LISTING:
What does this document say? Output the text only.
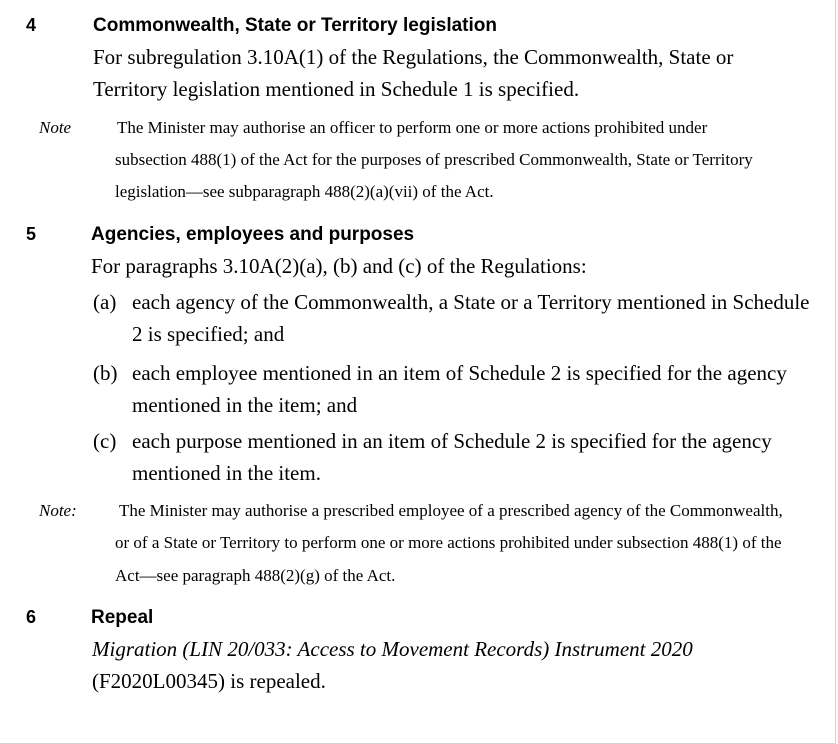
4	Commonwealth, State or Territory legislation
For subregulation 3.10A(1) of the Regulations, the Commonwealth, State or
Territory legislation mentioned in Schedule 1 is specified.
Note	The Minister may authorise an officer to perform one or more actions prohibited under
subsection 488(1) of the Act for the purposes of prescribed Commonwealth, State or Territory
legislation—see subparagraph 488(2)(a)(vii) of the Act.
5	Agencies, employees and purposes
For paragraphs 3.10A(2)(a), (b) and (c) of the Regulations:
(a) each agency of the Commonwealth, a State or a Territory mentioned in Schedule
2 is specified; and
(b) each employee mentioned in an item of Schedule 2 is specified for the agency
mentioned in the item; and
(c) each purpose mentioned in an item of Schedule 2 is specified for the agency
mentioned in the item.
Note: The Minister may authorise a prescribed employee of a prescribed agency of the Commonwealth,
or of a State or Territory to perform one or more actions prohibited under subsection 488(1) of the
Act—see paragraph 488(2)(g) of the Act.
6	Repeal
Migration (LIN 20/033: Access to Movement Records) Instrument 2020
(F2020L00345) is repealed.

EXERCISE DIRECTIONS: Would you set down the listing exactly, omitting pictures?

RESPONSE:
What does this document say? Output the text only.
4	Commonwealth, State or Territory legislation
For subregulation 3.10A(1) of the Regulations, the Commonwealth, State or
Territory legislation mentioned in Schedule 1 is specified.
Note	The Minister may authorise an officer to perform one or more actions prohibited under
subsection 488(1) of the Act for the purposes of prescribed Commonwealth, State or Territory
legislation—see subparagraph 488(2)(a)(vii) of the Act.
5	Agencies, employees and purposes
For paragraphs 3.10A(2)(a), (b) and (c) of the Regulations:
(a) each agency of the Commonwealth, a State or a Territory mentioned in Schedule
2 is specified; and
(b) each employee mentioned in an item of Schedule 2 is specified for the agency
mentioned in the item; and
(c) each purpose mentioned in an item of Schedule 2 is specified for the agency
mentioned in the item.
Note: The Minister may authorise a prescribed employee of a prescribed agency of the Commonwealth,
or of a State or Territory to perform one or more actions prohibited under subsection 488(1) of the
Act—see paragraph 488(2)(g) of the Act.
6	Repeal
Migration (LIN 20/033: Access to Movement Records) Instrument 2020
(F2020L00345) is repealed.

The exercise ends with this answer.